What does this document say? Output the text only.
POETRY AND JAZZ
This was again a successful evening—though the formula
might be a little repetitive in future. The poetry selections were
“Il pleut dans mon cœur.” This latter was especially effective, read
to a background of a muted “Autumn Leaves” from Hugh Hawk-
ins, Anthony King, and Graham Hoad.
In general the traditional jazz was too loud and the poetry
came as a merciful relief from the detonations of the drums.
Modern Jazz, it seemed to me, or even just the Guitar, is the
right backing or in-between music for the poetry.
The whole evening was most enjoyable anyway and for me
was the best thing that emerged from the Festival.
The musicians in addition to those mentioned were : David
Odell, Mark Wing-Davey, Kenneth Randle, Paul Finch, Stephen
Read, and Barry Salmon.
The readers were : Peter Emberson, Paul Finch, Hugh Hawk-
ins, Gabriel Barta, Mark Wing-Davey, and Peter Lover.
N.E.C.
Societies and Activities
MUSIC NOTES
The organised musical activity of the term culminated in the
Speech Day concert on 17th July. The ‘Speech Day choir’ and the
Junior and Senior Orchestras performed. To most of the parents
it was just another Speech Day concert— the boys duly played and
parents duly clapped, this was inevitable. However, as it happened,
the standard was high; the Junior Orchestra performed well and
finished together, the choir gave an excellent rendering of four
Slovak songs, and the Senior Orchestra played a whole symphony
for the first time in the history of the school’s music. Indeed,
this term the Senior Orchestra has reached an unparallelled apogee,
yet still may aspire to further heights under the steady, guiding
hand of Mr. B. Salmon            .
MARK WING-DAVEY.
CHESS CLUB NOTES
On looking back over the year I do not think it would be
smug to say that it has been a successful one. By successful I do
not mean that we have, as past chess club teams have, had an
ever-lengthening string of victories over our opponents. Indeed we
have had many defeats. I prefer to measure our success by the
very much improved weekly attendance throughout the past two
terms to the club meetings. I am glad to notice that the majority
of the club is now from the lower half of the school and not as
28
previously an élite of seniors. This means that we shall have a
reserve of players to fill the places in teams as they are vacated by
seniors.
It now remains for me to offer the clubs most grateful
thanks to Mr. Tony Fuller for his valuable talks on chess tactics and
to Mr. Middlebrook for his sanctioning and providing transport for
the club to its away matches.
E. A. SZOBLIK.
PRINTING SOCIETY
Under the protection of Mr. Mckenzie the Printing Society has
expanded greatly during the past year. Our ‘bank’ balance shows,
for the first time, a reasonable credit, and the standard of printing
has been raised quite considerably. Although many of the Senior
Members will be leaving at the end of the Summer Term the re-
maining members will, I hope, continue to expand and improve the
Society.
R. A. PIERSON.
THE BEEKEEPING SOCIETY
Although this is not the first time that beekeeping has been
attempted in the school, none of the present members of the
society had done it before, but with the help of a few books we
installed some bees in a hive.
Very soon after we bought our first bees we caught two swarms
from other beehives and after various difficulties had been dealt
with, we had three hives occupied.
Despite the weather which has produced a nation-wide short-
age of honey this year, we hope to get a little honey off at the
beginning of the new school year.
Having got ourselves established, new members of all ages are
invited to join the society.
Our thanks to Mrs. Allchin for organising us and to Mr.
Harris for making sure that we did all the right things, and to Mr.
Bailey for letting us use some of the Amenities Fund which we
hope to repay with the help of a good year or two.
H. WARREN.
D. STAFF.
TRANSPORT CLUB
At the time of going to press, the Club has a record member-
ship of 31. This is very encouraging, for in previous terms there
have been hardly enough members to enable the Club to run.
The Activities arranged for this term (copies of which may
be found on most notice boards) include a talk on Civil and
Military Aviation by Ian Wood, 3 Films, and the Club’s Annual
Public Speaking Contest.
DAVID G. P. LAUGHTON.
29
■ ■ ■ ■ ■
▶ _Written problem_
Search the data for "standard" and list every line in which it occurs.

▶ _Answer to the exercise_
the standard was high; the Junior Orchestra performed well and
for the first time, a reasonable credit, and the standard of printing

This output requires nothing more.